Short task
Without the pictures, copy the entries below word for word.

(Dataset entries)
⟨
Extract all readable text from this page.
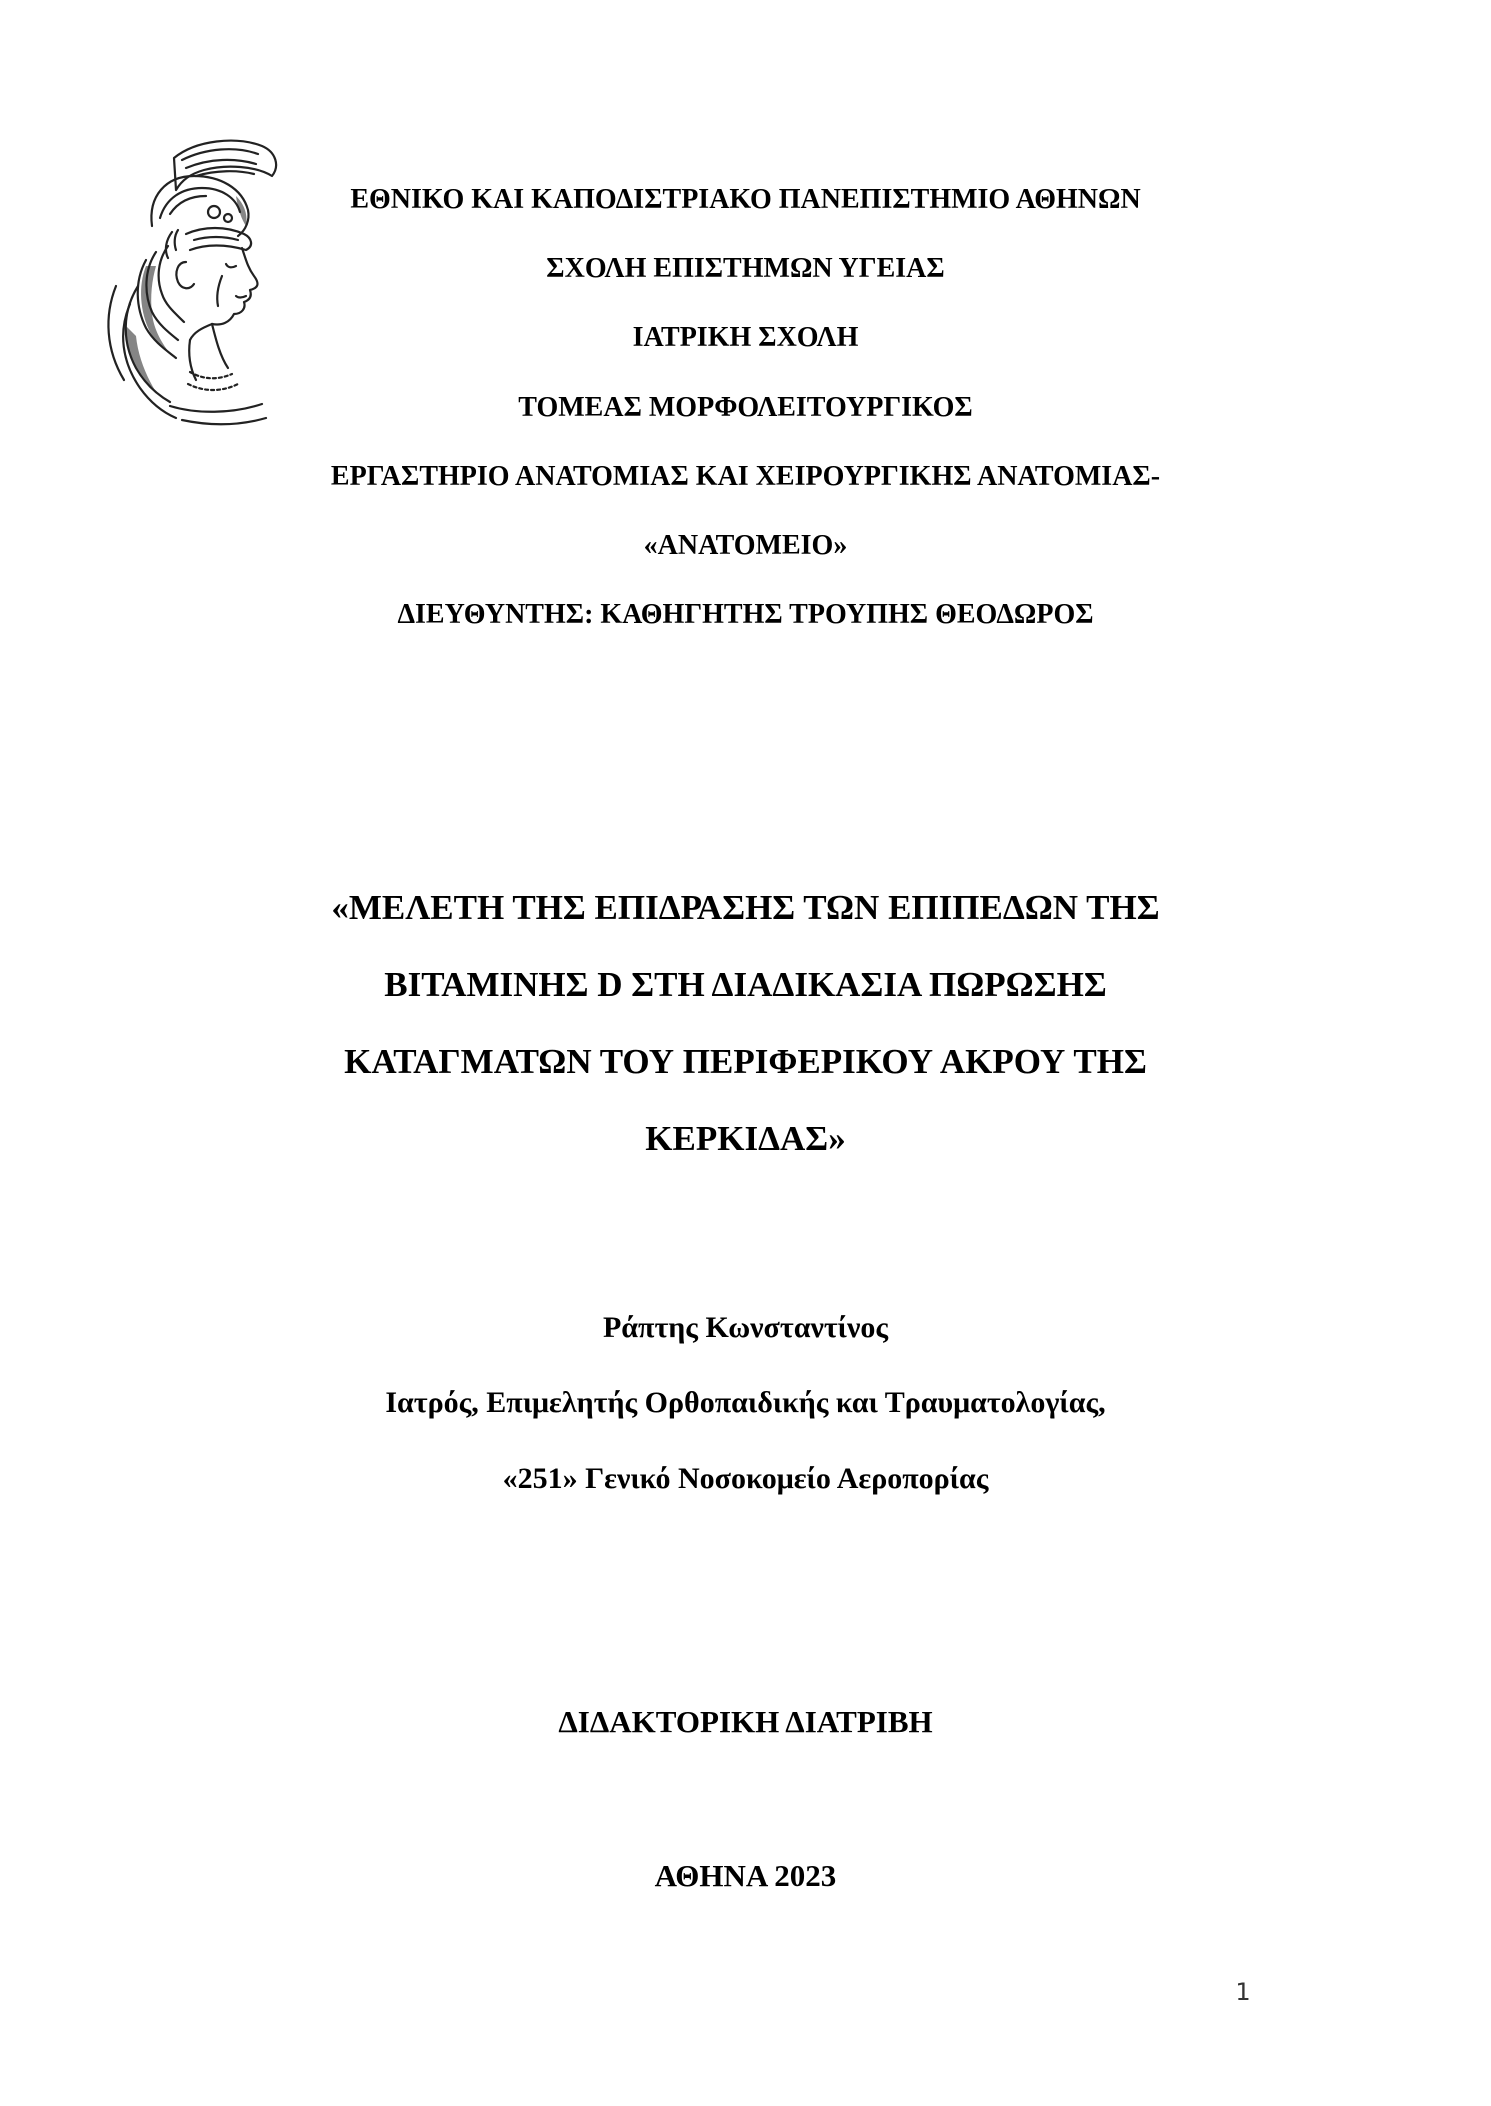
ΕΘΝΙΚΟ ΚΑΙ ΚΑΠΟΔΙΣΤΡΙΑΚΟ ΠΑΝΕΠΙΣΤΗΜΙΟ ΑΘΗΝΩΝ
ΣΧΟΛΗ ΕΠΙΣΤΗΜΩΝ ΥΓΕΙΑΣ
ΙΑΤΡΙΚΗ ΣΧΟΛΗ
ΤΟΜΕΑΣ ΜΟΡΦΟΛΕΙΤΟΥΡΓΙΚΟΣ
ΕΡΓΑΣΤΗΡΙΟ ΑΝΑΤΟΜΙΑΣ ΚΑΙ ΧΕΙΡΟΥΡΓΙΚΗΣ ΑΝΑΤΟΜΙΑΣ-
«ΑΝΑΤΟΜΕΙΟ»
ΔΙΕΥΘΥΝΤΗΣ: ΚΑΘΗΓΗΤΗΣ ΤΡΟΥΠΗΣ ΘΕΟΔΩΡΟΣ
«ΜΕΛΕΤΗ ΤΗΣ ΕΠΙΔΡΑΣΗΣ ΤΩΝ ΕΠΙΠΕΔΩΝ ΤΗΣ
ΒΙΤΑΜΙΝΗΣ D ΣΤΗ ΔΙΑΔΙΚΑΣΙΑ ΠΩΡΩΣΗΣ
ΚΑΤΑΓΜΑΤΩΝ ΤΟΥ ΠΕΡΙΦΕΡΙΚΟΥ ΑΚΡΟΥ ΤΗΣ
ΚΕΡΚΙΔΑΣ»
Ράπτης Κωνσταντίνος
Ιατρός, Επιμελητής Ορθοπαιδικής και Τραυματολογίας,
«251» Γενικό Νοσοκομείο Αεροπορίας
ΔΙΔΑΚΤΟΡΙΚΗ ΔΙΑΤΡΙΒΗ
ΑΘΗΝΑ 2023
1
⟩
Correct response
Extract all readable text from this page.
ΕΘΝΙΚΟ ΚΑΙ ΚΑΠΟΔΙΣΤΡΙΑΚΟ ΠΑΝΕΠΙΣΤΗΜΙΟ ΑΘΗΝΩΝ
ΣΧΟΛΗ ΕΠΙΣΤΗΜΩΝ ΥΓΕΙΑΣ
ΙΑΤΡΙΚΗ ΣΧΟΛΗ
ΤΟΜΕΑΣ ΜΟΡΦΟΛΕΙΤΟΥΡΓΙΚΟΣ
ΕΡΓΑΣΤΗΡΙΟ ΑΝΑΤΟΜΙΑΣ ΚΑΙ ΧΕΙΡΟΥΡΓΙΚΗΣ ΑΝΑΤΟΜΙΑΣ-
«ΑΝΑΤΟΜΕΙΟ»
ΔΙΕΥΘΥΝΤΗΣ: ΚΑΘΗΓΗΤΗΣ ΤΡΟΥΠΗΣ ΘΕΟΔΩΡΟΣ
«ΜΕΛΕΤΗ ΤΗΣ ΕΠΙΔΡΑΣΗΣ ΤΩΝ ΕΠΙΠΕΔΩΝ ΤΗΣ
ΒΙΤΑΜΙΝΗΣ D ΣΤΗ ΔΙΑΔΙΚΑΣΙΑ ΠΩΡΩΣΗΣ
ΚΑΤΑΓΜΑΤΩΝ ΤΟΥ ΠΕΡΙΦΕΡΙΚΟΥ ΑΚΡΟΥ ΤΗΣ
ΚΕΡΚΙΔΑΣ»
Ράπτης Κωνσταντίνος
Ιατρός, Επιμελητής Ορθοπαιδικής και Τραυματολογίας,
«251» Γενικό Νοσοκομείο Αεροπορίας
ΔΙΔΑΚΤΟΡΙΚΗ ΔΙΑΤΡΙΒΗ
ΑΘΗΝΑ 2023
1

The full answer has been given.